— Start of Supplied data —

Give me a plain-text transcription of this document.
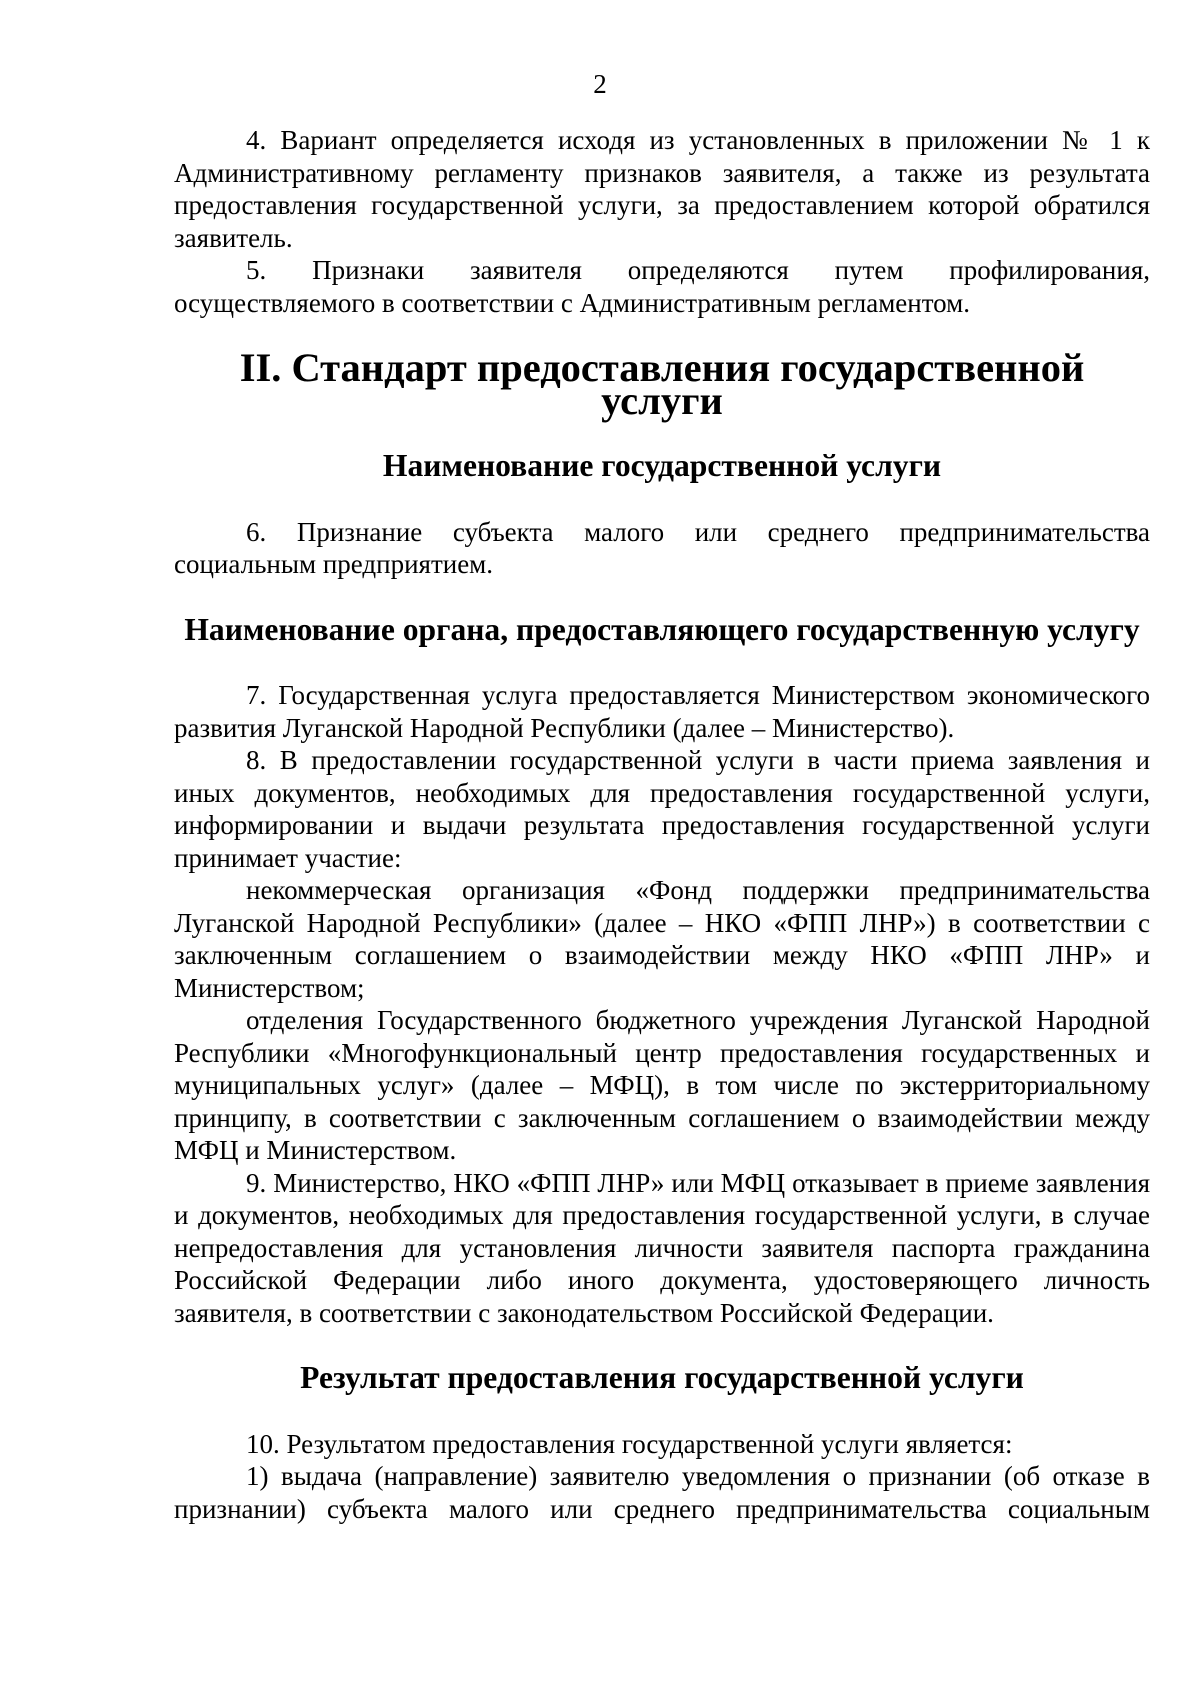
2

4. Вариант определяется исходя из установленных в приложении № 1 к Административному регламенту признаков заявителя, а также из результата предоставления государственной услуги, за предоставлением которой обратился заявитель.

5. Признаки заявителя определяются путем профилирования, осуществляемого в соответствии с Административным регламентом.

II. Стандарт предоставления государственной услуги
Наименование государственной услуги

6. Признание субъекта малого или среднего предпринимательства социальным предприятием.

Наименование органа, предоставляющего государственную услугу

7. Государственная услуга предоставляется Министерством экономического развития Луганской Народной Республики (далее – Министерство).

8. В предоставлении государственной услуги в части приема заявления и иных документов, необходимых для предоставления государственной услуги, информировании и выдачи результата предоставления государственной услуги принимает участие:

некоммерческая организация «Фонд поддержки предпринимательства Луганской Народной Республики» (далее – НКО «ФПП ЛНР») в соответствии с заключенным соглашением о взаимодействии между НКО «ФПП ЛНР» и Министерством;

отделения Государственного бюджетного учреждения Луганской Народной Республики «Многофункциональный центр предоставления государственных и муниципальных услуг» (далее – МФЦ), в том числе по экстерриториальному принципу, в соответствии с заключенным соглашением о взаимодействии между МФЦ и Министерством.

9. Министерство, НКО «ФПП ЛНР» или МФЦ отказывает в приеме заявления и документов, необходимых для предоставления государственной услуги, в случае непредоставления для установления личности заявителя паспорта гражданина Российской Федерации либо иного документа, удостоверяющего личность заявителя, в соответствии с законодательством Российской Федерации.

Результат предоставления государственной услуги

10. Результатом предоставления государственной услуги является:

1) выдача (направление) заявителю уведомления о признании (об отказе в признании) субъекта малого или среднего предпринимательства социальным
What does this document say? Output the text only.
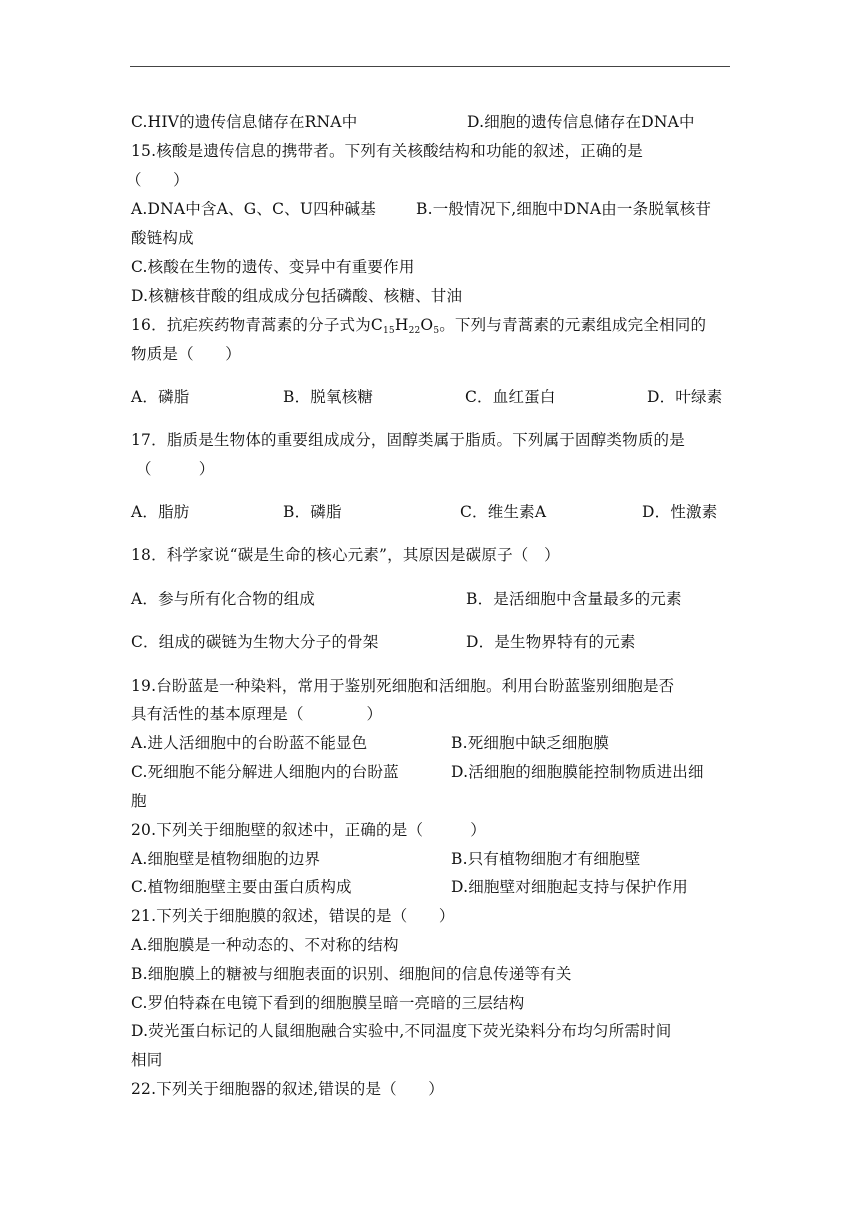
C.HIV的遗传信息储存在RNA中	D.细胞的遗传信息储存在DNA中
15.核酸是遗传信息的携带者。下列有关核酸结构和功能的叙述，正确的是
（　　）
A.DNA中含A、G、C、U四种碱基	B.一般情况下,细胞中DNA由一条脱氧核苷
酸链构成
C.核酸在生物的遗传、变异中有重要作用
D.核糖核苷酸的组成成分包括磷酸、核糖、甘油
16．抗疟疾药物青蒿素的分子式为$C_{15}H_{22}O_5$。下列与青蒿素的元素组成完全相同的
物质是（　　）
A．磷脂	B．脱氧核糖	C．血红蛋白	D．叶绿素
17．脂质是生物体的重要组成成分，固醇类属于脂质。下列属于固醇类物质的是
（　　　）
A．脂肪	B．磷脂	C．维生素A	D．性激素
18．科学家说“碳是生命的核心元素”，其原因是碳原子（　）
A．参与所有化合物的组成	B．是活细胞中含量最多的元素
C．组成的碳链为生物大分子的骨架	D．是生物界特有的元素
19.台盼蓝是一种染料，常用于鉴别死细胞和活细胞。利用台盼蓝鉴别细胞是否
具有活性的基本原理是（　　　　）
A.进人活细胞中的台盼蓝不能显色	B.死细胞中缺乏细胞膜
C.死细胞不能分解进人细胞内的台盼蓝	D.活细胞的细胞膜能控制物质进出细
胞
20.下列关于细胞壁的叙述中，正确的是（　　　）
A.细胞壁是植物细胞的边界	B.只有植物细胞才有细胞壁
C.植物细胞壁主要由蛋白质构成	D.细胞壁对细胞起支持与保护作用
21.下列关于细胞膜的叙述，错误的是（　　）
A.细胞膜是一种动态的、不对称的结构
B.细胞膜上的糖被与细胞表面的识别、细胞间的信息传递等有关
C.罗伯特森在电镜下看到的细胞膜呈暗一亮暗的三层结构
D.荧光蛋白标记的人鼠细胞融合实验中,不同温度下荧光染料分布均匀所需时间
相同
22.下列关于细胞器的叙述,错误的是（　　）
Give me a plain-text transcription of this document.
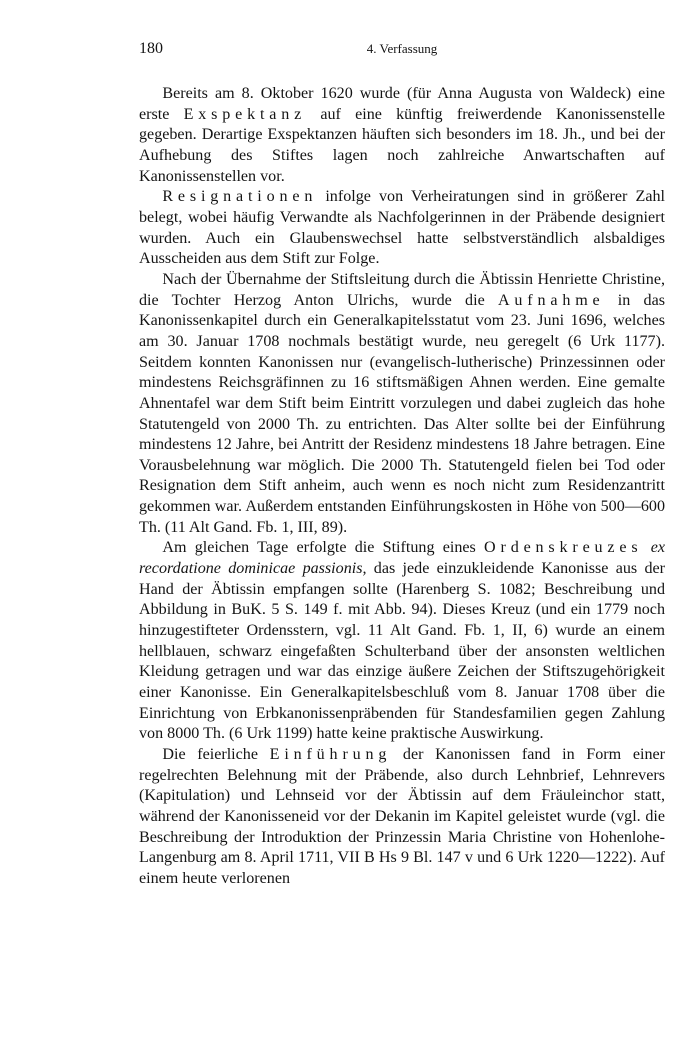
180	4. Verfassung

Bereits am 8. Oktober 1620 wurde (für Anna Augusta von Waldeck) eine erste Exspektanz auf eine künftig freiwerdende Kanonissenstelle gegeben. Derartige Exspektanzen häuften sich besonders im 18. Jh., und bei der Aufhebung des Stiftes lagen noch zahlreiche Anwartschaften auf Kanonissenstellen vor.

Resignationen infolge von Verheiratungen sind in größerer Zahl belegt, wobei häufig Verwandte als Nachfolgerinnen in der Präbende designiert wurden. Auch ein Glaubenswechsel hatte selbstverständlich alsbaldiges Ausscheiden aus dem Stift zur Folge.

Nach der Übernahme der Stiftsleitung durch die Äbtissin Henriette Christine, die Tochter Herzog Anton Ulrichs, wurde die Aufnahme in das Kanonissenkapitel durch ein Generalkapitelsstatut vom 23. Juni 1696, welches am 30. Januar 1708 nochmals bestätigt wurde, neu geregelt (6 Urk 1177). Seitdem konnten Kanonissen nur (evangelisch-lutherische) Prinzessinnen oder mindestens Reichsgräfinnen zu 16 stiftsmäßigen Ahnen werden. Eine gemalte Ahnentafel war dem Stift beim Eintritt vorzulegen und dabei zugleich das hohe Statutengeld von 2000 Th. zu entrichten. Das Alter sollte bei der Einführung mindestens 12 Jahre, bei Antritt der Residenz mindestens 18 Jahre betragen. Eine Vorausbelehnung war möglich. Die 2000 Th. Statutengeld fielen bei Tod oder Resignation dem Stift anheim, auch wenn es noch nicht zum Residenzantritt gekommen war. Außerdem entstanden Einführungskosten in Höhe von 500—600 Th. (11 Alt Gand. Fb. 1, III, 89).

Am gleichen Tage erfolgte die Stiftung eines Ordenskreuzes ex recordatione dominicae passionis, das jede einzukleidende Kanonisse aus der Hand der Äbtissin empfangen sollte (Harenberg S. 1082; Beschreibung und Abbildung in BuK. 5 S. 149 f. mit Abb. 94). Dieses Kreuz (und ein 1779 noch hinzugestifteter Ordensstern, vgl. 11 Alt Gand. Fb. 1, II, 6) wurde an einem hellblauen, schwarz eingefaßten Schulterband über der ansonsten weltlichen Kleidung getragen und war das einzige äußere Zeichen der Stiftszugehörigkeit einer Kanonisse. Ein Generalkapitelsbeschluß vom 8. Januar 1708 über die Einrichtung von Erbkanonissenpräbenden für Standesfamilien gegen Zahlung von 8000 Th. (6 Urk 1199) hatte keine praktische Auswirkung.

Die feierliche Einführung der Kanonissen fand in Form einer regelrechten Belehnung mit der Präbende, also durch Lehnbrief, Lehnrevers (Kapitulation) und Lehnseid vor der Äbtissin auf dem Fräuleinchor statt, während der Kanonisseneid vor der Dekanin im Kapitel geleistet wurde (vgl. die Beschreibung der Introduktion der Prinzessin Maria Christine von Hohenlohe-Langenburg am 8. April 1711, VII B Hs 9 Bl. 147 v und 6 Urk 1220—1222). Auf einem heute verlorenen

— End of Supplied data —

◆ Exercise details ◆
Give back the whole listing as it stands, minus its pictures.

◆ Solution for this problem ◆
Give me a plain-text transcription of this document.
2

4. Вариант определяется исходя из установленных в приложении № 1 к Административному регламенту признаков заявителя, а также из результата предоставления государственной услуги, за предоставлением которой обратился заявитель.

5. Признаки заявителя определяются путем профилирования, осуществляемого в соответствии с Административным регламентом.

II. Стандарт предоставления государственной услуги
Наименование государственной услуги

6. Признание субъекта малого или среднего предпринимательства социальным предприятием.

Наименование органа, предоставляющего государственную услугу

7. Государственная услуга предоставляется Министерством экономического развития Луганской Народной Республики (далее – Министерство).

8. В предоставлении государственной услуги в части приема заявления и иных документов, необходимых для предоставления государственной услуги, информировании и выдачи результата предоставления государственной услуги принимает участие:

некоммерческая организация «Фонд поддержки предпринимательства Луганской Народной Республики» (далее – НКО «ФПП ЛНР») в соответствии с заключенным соглашением о взаимодействии между НКО «ФПП ЛНР» и Министерством;

отделения Государственного бюджетного учреждения Луганской Народной Республики «Многофункциональный центр предоставления государственных и муниципальных услуг» (далее – МФЦ), в том числе по экстерриториальному принципу, в соответствии с заключенным соглашением о взаимодействии между МФЦ и Министерством.

9. Министерство, НКО «ФПП ЛНР» или МФЦ отказывает в приеме заявления и документов, необходимых для предоставления государственной услуги, в случае непредоставления для установления личности заявителя паспорта гражданина Российской Федерации либо иного документа, удостоверяющего личность заявителя, в соответствии с законодательством Российской Федерации.

Результат предоставления государственной услуги

10. Результатом предоставления государственной услуги является:

1) выдача (направление) заявителю уведомления о признании (об отказе в признании) субъекта малого или среднего предпринимательства социальным
What does this document say? Output the text only.
C.HIV的遗传信息储存在RNA中	D.细胞的遗传信息储存在DNA中
15.核酸是遗传信息的携带者。下列有关核酸结构和功能的叙述，正确的是
（　　）
A.DNA中含A、G、C、U四种碱基	B.一般情况下,细胞中DNA由一条脱氧核苷
酸链构成
C.核酸在生物的遗传、变异中有重要作用
D.核糖核苷酸的组成成分包括磷酸、核糖、甘油
16．抗疟疾药物青蒿素的分子式为$C_{15}H_{22}O_5$。下列与青蒿素的元素组成完全相同的
物质是（　　）
A．磷脂	B．脱氧核糖	C．血红蛋白	D．叶绿素
17．脂质是生物体的重要组成成分，固醇类属于脂质。下列属于固醇类物质的是
（　　　）
A．脂肪	B．磷脂	C．维生素A	D．性激素
18．科学家说“碳是生命的核心元素”，其原因是碳原子（　）
A．参与所有化合物的组成	B．是活细胞中含量最多的元素
C．组成的碳链为生物大分子的骨架	D．是生物界特有的元素
19.台盼蓝是一种染料，常用于鉴别死细胞和活细胞。利用台盼蓝鉴别细胞是否
具有活性的基本原理是（　　　　）
A.进人活细胞中的台盼蓝不能显色	B.死细胞中缺乏细胞膜
C.死细胞不能分解进人细胞内的台盼蓝	D.活细胞的细胞膜能控制物质进出细
胞
20.下列关于细胞壁的叙述中，正确的是（　　　）
A.细胞壁是植物细胞的边界	B.只有植物细胞才有细胞壁
C.植物细胞壁主要由蛋白质构成	D.细胞壁对细胞起支持与保护作用
21.下列关于细胞膜的叙述，错误的是（　　）
A.细胞膜是一种动态的、不对称的结构
B.细胞膜上的糖被与细胞表面的识别、细胞间的信息传递等有关
C.罗伯特森在电镜下看到的细胞膜呈暗一亮暗的三层结构
D.荧光蛋白标记的人鼠细胞融合实验中,不同温度下荧光染料分布均匀所需时间
相同
22.下列关于细胞器的叙述,错误的是（　　）
Give me a plain-text transcription of this document.
180	4. Verfassung

Bereits am 8. Oktober 1620 wurde (für Anna Augusta von Waldeck) eine erste Exspektanz auf eine künftig freiwerdende Kanonissenstelle gegeben. Derartige Exspektanzen häuften sich besonders im 18. Jh., und bei der Aufhebung des Stiftes lagen noch zahlreiche Anwartschaften auf Kanonissenstellen vor.

Resignationen infolge von Verheiratungen sind in größerer Zahl belegt, wobei häufig Verwandte als Nachfolgerinnen in der Präbende designiert wurden. Auch ein Glaubenswechsel hatte selbstverständlich alsbaldiges Ausscheiden aus dem Stift zur Folge.

Nach der Übernahme der Stiftsleitung durch die Äbtissin Henriette Christine, die Tochter Herzog Anton Ulrichs, wurde die Aufnahme in das Kanonissenkapitel durch ein Generalkapitelsstatut vom 23. Juni 1696, welches am 30. Januar 1708 nochmals bestätigt wurde, neu geregelt (6 Urk 1177). Seitdem konnten Kanonissen nur (evangelisch-lutherische) Prinzessinnen oder mindestens Reichsgräfinnen zu 16 stiftsmäßigen Ahnen werden. Eine gemalte Ahnentafel war dem Stift beim Eintritt vorzulegen und dabei zugleich das hohe Statutengeld von 2000 Th. zu entrichten. Das Alter sollte bei der Einführung mindestens 12 Jahre, bei Antritt der Residenz mindestens 18 Jahre betragen. Eine Vorausbelehnung war möglich. Die 2000 Th. Statutengeld fielen bei Tod oder Resignation dem Stift anheim, auch wenn es noch nicht zum Residenzantritt gekommen war. Außerdem entstanden Einführungskosten in Höhe von 500—600 Th. (11 Alt Gand. Fb. 1, III, 89).

Am gleichen Tage erfolgte die Stiftung eines Ordenskreuzes ex recordatione dominicae passionis, das jede einzukleidende Kanonisse aus der Hand der Äbtissin empfangen sollte (Harenberg S. 1082; Beschreibung und Abbildung in BuK. 5 S. 149 f. mit Abb. 94). Dieses Kreuz (und ein 1779 noch hinzugestifteter Ordensstern, vgl. 11 Alt Gand. Fb. 1, II, 6) wurde an einem hellblauen, schwarz eingefaßten Schulterband über der ansonsten weltlichen Kleidung getragen und war das einzige äußere Zeichen der Stiftszugehörigkeit einer Kanonisse. Ein Generalkapitelsbeschluß vom 8. Januar 1708 über die Einrichtung von Erbkanonissenpräbenden für Standesfamilien gegen Zahlung von 8000 Th. (6 Urk 1199) hatte keine praktische Auswirkung.

Die feierliche Einführung der Kanonissen fand in Form einer regelrechten Belehnung mit der Präbende, also durch Lehnbrief, Lehnrevers (Kapitulation) und Lehnseid vor der Äbtissin auf dem Fräuleinchor statt, während der Kanonisseneid vor der Dekanin im Kapitel geleistet wurde (vgl. die Beschreibung der Introduktion der Prinzessin Maria Christine von Hohenlohe-Langenburg am 8. April 1711, VII B Hs 9 Bl. 147 v und 6 Urk 1220—1222). Auf einem heute verlorenen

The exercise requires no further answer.